SET PROBLEM:
Your task is to copy the material exactly.

━━━━

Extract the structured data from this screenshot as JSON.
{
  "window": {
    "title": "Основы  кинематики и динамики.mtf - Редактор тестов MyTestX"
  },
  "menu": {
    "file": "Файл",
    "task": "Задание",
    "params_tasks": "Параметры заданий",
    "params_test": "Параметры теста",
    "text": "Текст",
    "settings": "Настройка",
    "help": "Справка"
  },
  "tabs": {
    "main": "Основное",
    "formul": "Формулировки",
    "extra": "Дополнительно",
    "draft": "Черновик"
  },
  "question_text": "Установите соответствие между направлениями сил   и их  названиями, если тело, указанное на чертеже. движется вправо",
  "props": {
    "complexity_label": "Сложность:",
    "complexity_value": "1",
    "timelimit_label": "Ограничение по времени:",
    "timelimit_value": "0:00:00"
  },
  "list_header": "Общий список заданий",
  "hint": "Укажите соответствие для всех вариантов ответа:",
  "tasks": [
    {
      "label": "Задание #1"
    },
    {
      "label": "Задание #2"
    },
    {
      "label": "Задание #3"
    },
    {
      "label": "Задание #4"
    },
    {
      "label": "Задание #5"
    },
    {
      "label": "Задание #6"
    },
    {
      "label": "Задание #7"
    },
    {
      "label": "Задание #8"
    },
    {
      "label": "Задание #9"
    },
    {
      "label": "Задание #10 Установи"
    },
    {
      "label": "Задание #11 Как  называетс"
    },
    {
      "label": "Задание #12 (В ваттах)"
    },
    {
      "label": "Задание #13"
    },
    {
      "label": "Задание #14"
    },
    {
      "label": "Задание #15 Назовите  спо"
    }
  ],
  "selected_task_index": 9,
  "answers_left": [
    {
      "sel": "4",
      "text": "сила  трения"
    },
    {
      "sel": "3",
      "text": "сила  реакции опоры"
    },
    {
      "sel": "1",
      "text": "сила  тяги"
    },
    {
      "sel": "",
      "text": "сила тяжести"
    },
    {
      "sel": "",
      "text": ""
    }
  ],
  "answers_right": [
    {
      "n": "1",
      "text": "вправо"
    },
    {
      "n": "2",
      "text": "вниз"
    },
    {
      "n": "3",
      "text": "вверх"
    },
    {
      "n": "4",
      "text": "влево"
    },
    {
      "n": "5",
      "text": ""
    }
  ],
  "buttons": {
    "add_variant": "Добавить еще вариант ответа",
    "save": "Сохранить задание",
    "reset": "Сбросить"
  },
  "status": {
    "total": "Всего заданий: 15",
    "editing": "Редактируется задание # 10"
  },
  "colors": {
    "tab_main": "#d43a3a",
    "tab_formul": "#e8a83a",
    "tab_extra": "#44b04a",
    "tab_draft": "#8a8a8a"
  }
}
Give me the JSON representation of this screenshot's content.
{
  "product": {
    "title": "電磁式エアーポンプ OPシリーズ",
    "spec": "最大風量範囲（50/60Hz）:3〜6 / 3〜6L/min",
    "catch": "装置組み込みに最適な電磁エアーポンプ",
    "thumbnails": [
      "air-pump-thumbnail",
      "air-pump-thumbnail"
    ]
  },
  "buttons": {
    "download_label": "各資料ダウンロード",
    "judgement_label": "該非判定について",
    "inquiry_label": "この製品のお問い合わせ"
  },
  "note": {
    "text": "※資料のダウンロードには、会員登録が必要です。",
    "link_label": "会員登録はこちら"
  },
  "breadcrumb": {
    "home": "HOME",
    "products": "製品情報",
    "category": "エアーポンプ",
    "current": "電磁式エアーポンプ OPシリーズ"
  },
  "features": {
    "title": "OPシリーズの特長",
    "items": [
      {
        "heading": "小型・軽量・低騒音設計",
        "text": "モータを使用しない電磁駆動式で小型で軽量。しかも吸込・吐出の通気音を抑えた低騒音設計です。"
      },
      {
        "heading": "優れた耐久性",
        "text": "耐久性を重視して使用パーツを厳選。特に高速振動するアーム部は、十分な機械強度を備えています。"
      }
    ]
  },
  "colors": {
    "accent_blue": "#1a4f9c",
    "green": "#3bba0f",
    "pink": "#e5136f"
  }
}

━━━━

RESULT:
Extract the structured data from this screenshot as JSON.
{
  "window": {
    "title": "Основы  кинематики и динамики.mtf - Редактор тестов MyTestX"
  },
  "menu": {
    "file": "Файл",
    "task": "Задание",
    "params_tasks": "Параметры заданий",
    "params_test": "Параметры теста",
    "text": "Текст",
    "settings": "Настройка",
    "help": "Справка"
  },
  "tabs": {
    "main": "Основное",
    "formul": "Формулировки",
    "extra": "Дополнительно",
    "draft": "Черновик"
  },
  "question_text": "Установите соответствие между направлениями сил   и их  названиями, если тело, указанное на чертеже. движется вправо",
  "props": {
    "complexity_label": "Сложность:",
    "complexity_value": "1",
    "timelimit_label": "Ограничение по времени:",
    "timelimit_value": "0:00:00"
  },
  "list_header": "Общий список заданий",
  "hint": "Укажите соответствие для всех вариантов ответа:",
  "tasks": [
    {
      "label": "Задание #1"
    },
    {
      "label": "Задание #2"
    },
    {
      "label": "Задание #3"
    },
    {
      "label": "Задание #4"
    },
    {
      "label": "Задание #5"
    },
    {
      "label": "Задание #6"
    },
    {
      "label": "Задание #7"
    },
    {
      "label": "Задание #8"
    },
    {
      "label": "Задание #9"
    },
    {
      "label": "Задание #10 Установи"
    },
    {
      "label": "Задание #11 Как  называетс"
    },
    {
      "label": "Задание #12 (В ваттах)"
    },
    {
      "label": "Задание #13"
    },
    {
      "label": "Задание #14"
    },
    {
      "label": "Задание #15 Назовите  спо"
    }
  ],
  "selected_task_index": 9,
  "answers_left": [
    {
      "sel": "4",
      "text": "сила  трения"
    },
    {
      "sel": "3",
      "text": "сила  реакции опоры"
    },
    {
      "sel": "1",
      "text": "сила  тяги"
    },
    {
      "sel": "",
      "text": "сила тяжести"
    },
    {
      "sel": "",
      "text": ""
    }
  ],
  "answers_right": [
    {
      "n": "1",
      "text": "вправо"
    },
    {
      "n": "2",
      "text": "вниз"
    },
    {
      "n": "3",
      "text": "вверх"
    },
    {
      "n": "4",
      "text": "влево"
    },
    {
      "n": "5",
      "text": ""
    }
  ],
  "buttons": {
    "add_variant": "Добавить еще вариант ответа",
    "save": "Сохранить задание",
    "reset": "Сбросить"
  },
  "status": {
    "total": "Всего заданий: 15",
    "editing": "Редактируется задание # 10"
  },
  "colors": {
    "tab_main": "#d43a3a",
    "tab_formul": "#e8a83a",
    "tab_extra": "#44b04a",
    "tab_draft": "#8a8a8a"
  }
}
Give me the JSON representation of this screenshot's content.
{
  "product": {
    "title": "電磁式エアーポンプ OPシリーズ",
    "spec": "最大風量範囲（50/60Hz）:3〜6 / 3〜6L/min",
    "catch": "装置組み込みに最適な電磁エアーポンプ",
    "thumbnails": [
      "air-pump-thumbnail",
      "air-pump-thumbnail"
    ]
  },
  "buttons": {
    "download_label": "各資料ダウンロード",
    "judgement_label": "該非判定について",
    "inquiry_label": "この製品のお問い合わせ"
  },
  "note": {
    "text": "※資料のダウンロードには、会員登録が必要です。",
    "link_label": "会員登録はこちら"
  },
  "breadcrumb": {
    "home": "HOME",
    "products": "製品情報",
    "category": "エアーポンプ",
    "current": "電磁式エアーポンプ OPシリーズ"
  },
  "features": {
    "title": "OPシリーズの特長",
    "items": [
      {
        "heading": "小型・軽量・低騒音設計",
        "text": "モータを使用しない電磁駆動式で小型で軽量。しかも吸込・吐出の通気音を抑えた低騒音設計です。"
      },
      {
        "heading": "優れた耐久性",
        "text": "耐久性を重視して使用パーツを厳選。特に高速振動するアーム部は、十分な機械強度を備えています。"
      }
    ]
  },
  "colors": {
    "accent_blue": "#1a4f9c",
    "green": "#3bba0f",
    "pink": "#e5136f"
  }
}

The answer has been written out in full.